╭─ DATASET ENTRIES
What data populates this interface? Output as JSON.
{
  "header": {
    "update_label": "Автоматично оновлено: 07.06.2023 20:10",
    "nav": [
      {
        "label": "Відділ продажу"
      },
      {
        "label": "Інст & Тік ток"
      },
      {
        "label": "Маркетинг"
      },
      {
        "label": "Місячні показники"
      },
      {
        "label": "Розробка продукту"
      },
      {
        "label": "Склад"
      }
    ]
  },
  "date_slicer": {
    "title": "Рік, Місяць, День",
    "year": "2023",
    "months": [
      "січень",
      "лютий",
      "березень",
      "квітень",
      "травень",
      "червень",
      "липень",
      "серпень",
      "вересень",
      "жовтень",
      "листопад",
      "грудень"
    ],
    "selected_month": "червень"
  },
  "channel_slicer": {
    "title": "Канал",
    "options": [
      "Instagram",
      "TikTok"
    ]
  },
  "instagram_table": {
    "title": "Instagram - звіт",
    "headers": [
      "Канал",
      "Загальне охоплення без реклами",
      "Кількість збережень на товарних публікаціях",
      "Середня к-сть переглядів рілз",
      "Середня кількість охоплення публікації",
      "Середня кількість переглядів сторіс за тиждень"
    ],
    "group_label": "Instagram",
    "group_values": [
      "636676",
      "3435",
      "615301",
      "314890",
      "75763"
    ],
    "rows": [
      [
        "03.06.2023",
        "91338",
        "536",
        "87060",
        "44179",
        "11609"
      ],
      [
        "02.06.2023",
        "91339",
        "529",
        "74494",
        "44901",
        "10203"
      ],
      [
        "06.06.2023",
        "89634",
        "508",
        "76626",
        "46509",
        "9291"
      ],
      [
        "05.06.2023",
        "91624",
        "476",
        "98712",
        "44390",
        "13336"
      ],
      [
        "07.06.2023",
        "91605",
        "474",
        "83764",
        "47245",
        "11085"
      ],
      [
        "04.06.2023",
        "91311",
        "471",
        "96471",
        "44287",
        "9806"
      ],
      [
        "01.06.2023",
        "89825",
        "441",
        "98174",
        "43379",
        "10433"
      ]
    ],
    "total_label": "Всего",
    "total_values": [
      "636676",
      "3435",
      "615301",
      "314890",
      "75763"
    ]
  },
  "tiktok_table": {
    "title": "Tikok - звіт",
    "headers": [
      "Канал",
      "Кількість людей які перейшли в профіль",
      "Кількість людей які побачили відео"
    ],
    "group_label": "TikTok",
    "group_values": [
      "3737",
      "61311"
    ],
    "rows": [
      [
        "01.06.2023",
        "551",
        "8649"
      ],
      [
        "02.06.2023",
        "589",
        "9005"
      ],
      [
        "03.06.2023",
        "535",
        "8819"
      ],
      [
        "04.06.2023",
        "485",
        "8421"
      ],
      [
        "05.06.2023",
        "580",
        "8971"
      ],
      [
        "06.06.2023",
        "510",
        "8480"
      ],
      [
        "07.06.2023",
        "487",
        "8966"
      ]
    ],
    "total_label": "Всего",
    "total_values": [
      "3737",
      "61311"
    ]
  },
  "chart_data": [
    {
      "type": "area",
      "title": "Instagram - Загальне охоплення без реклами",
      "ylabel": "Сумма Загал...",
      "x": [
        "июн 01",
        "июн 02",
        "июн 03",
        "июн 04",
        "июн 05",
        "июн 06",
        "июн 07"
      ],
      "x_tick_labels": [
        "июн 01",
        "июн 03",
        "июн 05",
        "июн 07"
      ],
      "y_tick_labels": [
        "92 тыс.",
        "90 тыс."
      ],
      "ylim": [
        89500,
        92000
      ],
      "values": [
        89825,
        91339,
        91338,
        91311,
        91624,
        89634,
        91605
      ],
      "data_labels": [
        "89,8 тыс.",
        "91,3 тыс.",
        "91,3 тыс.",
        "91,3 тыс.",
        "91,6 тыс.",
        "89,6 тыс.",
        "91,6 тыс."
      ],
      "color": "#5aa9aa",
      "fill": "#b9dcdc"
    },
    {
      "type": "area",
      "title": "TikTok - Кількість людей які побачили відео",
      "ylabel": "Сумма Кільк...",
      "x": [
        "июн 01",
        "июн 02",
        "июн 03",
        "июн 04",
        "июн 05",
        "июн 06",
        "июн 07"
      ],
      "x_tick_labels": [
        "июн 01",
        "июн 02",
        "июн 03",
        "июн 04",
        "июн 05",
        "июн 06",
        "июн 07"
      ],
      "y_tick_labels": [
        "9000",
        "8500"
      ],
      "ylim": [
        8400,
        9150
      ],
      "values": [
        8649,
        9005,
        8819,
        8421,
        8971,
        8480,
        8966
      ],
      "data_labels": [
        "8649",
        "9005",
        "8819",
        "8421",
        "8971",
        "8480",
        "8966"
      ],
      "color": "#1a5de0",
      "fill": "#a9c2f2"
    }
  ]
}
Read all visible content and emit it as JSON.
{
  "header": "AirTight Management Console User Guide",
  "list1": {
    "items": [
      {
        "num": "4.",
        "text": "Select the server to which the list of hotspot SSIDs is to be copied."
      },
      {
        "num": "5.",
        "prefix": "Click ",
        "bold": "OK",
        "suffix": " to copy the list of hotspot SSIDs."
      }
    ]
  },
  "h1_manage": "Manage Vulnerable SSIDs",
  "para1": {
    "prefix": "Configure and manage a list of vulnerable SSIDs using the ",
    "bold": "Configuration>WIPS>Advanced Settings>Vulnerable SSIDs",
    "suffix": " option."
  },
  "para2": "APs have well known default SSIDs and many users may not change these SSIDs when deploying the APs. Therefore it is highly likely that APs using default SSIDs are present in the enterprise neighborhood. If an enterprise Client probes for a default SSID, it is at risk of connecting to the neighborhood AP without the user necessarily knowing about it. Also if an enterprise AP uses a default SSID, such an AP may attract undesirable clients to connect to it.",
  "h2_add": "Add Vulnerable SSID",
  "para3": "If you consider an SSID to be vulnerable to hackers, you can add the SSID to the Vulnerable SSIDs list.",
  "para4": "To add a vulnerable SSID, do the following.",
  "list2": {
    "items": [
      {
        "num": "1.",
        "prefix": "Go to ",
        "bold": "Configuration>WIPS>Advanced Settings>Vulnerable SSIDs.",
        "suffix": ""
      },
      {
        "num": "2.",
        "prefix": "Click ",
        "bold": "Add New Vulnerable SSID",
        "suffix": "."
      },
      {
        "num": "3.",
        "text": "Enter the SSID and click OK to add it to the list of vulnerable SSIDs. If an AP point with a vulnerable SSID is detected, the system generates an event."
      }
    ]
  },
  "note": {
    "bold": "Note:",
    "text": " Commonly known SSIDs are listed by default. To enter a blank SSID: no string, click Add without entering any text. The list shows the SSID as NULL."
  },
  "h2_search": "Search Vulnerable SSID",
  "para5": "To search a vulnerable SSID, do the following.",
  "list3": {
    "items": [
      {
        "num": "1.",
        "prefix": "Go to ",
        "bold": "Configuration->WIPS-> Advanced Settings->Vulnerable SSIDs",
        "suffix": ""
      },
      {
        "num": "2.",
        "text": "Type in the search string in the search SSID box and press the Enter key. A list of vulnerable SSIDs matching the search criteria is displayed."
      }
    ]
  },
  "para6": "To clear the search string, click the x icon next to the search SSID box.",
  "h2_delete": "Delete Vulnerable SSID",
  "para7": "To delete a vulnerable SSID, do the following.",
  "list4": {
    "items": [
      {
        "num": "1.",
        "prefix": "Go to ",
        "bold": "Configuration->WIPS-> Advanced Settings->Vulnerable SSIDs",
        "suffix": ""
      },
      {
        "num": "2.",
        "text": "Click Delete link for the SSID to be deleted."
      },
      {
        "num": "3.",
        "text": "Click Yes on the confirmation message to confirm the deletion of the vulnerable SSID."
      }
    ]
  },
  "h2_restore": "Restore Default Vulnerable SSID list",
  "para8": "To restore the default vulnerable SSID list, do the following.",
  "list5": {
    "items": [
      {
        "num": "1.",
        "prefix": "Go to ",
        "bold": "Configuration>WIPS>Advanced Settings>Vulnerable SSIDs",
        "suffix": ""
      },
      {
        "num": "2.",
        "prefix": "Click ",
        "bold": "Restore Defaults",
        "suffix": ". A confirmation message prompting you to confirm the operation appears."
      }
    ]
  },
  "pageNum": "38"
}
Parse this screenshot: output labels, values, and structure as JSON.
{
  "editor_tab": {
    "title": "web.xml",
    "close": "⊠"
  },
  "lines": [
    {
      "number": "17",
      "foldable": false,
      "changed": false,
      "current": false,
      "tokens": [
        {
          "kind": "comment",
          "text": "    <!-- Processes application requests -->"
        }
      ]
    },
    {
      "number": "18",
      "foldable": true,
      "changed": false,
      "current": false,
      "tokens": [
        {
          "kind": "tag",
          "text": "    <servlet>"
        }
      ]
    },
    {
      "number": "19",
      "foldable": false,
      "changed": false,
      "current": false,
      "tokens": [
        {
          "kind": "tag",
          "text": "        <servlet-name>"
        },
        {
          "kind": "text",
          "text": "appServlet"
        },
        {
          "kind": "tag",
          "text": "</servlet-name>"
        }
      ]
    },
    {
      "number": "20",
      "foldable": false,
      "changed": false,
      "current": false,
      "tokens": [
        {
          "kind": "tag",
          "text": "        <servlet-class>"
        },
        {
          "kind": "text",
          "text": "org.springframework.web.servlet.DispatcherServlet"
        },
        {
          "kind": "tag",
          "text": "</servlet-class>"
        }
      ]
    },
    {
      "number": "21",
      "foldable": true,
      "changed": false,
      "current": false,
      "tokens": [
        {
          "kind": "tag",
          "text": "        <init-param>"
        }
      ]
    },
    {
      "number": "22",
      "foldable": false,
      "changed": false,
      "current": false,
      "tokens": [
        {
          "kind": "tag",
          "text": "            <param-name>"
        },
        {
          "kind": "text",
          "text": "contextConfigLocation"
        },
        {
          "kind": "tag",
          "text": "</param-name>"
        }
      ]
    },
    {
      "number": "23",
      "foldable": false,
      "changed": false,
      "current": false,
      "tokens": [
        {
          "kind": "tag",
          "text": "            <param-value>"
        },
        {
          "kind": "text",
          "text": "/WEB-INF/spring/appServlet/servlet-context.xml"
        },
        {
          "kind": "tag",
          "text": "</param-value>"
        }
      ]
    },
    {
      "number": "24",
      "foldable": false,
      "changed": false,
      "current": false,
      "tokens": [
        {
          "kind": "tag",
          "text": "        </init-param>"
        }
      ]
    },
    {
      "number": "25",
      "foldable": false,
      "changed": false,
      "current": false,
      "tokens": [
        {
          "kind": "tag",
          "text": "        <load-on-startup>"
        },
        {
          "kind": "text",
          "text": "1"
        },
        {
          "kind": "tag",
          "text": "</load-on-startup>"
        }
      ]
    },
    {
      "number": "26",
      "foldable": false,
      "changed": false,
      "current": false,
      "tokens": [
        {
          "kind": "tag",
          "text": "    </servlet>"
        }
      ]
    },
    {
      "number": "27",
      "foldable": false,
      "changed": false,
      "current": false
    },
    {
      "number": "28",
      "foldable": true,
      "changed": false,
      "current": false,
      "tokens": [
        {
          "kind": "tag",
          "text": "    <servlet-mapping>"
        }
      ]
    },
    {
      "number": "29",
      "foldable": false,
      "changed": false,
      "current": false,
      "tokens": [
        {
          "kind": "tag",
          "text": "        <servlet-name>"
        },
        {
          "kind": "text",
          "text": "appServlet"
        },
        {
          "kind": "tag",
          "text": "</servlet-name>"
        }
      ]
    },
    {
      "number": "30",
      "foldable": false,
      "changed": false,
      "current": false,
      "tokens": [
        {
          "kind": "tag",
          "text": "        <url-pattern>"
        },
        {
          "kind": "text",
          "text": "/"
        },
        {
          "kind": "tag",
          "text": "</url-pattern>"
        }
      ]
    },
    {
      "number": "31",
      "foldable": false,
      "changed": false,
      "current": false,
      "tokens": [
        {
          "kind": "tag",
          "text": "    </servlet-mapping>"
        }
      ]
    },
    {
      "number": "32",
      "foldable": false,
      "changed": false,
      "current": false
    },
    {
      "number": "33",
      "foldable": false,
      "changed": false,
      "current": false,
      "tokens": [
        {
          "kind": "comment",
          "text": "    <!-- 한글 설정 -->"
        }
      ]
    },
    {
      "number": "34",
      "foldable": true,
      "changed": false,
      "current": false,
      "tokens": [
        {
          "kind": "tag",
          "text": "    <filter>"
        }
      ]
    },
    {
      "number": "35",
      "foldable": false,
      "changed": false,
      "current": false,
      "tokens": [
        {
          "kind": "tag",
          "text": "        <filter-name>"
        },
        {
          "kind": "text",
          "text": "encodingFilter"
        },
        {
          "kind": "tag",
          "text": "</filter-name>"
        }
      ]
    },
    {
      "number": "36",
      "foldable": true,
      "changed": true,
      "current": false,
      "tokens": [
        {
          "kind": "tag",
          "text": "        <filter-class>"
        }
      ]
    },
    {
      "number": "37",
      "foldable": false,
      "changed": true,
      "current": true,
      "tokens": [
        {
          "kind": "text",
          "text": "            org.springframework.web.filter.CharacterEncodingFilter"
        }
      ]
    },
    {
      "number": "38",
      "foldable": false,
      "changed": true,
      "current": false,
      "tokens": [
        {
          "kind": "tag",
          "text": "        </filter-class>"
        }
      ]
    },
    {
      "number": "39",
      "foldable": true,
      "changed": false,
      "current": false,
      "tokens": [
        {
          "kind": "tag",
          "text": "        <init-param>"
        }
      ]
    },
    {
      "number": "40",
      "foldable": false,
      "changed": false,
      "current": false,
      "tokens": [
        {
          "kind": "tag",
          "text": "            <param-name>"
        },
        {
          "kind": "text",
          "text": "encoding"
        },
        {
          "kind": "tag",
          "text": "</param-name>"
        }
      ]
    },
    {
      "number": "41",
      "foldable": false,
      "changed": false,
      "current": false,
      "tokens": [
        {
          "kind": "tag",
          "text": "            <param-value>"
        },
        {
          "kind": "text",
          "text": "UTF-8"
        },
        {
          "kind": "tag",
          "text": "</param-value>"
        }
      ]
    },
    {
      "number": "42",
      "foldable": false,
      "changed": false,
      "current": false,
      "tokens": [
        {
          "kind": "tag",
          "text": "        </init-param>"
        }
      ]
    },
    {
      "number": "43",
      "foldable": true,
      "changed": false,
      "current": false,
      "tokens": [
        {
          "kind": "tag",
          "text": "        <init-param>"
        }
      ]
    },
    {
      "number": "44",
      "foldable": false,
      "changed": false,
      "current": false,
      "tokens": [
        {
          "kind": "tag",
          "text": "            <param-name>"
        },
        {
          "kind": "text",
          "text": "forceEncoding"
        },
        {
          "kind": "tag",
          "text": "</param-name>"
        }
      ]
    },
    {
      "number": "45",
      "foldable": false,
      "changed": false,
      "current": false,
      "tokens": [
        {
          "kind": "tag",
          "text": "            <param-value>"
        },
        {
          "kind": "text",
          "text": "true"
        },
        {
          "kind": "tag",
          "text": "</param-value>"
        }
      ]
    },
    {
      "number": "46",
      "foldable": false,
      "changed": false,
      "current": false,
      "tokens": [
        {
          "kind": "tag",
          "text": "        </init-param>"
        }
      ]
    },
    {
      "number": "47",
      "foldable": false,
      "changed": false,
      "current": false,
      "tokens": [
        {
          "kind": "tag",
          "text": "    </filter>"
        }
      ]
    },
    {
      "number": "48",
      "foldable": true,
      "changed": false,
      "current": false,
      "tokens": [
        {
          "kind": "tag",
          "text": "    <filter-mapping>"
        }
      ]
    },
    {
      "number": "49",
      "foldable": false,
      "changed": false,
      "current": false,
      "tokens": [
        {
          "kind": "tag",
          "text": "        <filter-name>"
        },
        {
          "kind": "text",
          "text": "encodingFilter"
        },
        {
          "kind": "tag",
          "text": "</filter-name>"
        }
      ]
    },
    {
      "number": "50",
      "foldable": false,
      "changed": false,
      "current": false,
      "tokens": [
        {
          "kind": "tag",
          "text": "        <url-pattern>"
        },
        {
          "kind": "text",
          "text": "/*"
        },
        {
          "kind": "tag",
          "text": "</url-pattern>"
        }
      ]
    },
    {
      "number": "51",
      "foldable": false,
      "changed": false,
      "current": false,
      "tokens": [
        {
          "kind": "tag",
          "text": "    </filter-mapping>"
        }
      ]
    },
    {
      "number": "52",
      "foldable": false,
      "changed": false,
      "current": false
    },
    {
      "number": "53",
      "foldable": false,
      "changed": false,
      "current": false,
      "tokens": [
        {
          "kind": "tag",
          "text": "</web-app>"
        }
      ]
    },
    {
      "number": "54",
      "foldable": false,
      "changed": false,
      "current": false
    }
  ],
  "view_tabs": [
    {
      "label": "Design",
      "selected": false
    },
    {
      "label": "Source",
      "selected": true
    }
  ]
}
╰─
_SET PROBLEM_: Which lines contain "Settings"? Copy each of them.

_RESULT_:
    "bold": "Configuration>WIPS>Advanced Settings>Vulnerable SSIDs",
        "bold": "Configuration>WIPS>Advanced Settings>Vulnerable SSIDs.",
        "bold": "Configuration->WIPS-> Advanced Settings->Vulnerable SSIDs",
        "bold": "Configuration->WIPS-> Advanced Settings->Vulnerable SSIDs",
        "bold": "Configuration>WIPS>Advanced Settings>Vulnerable SSIDs",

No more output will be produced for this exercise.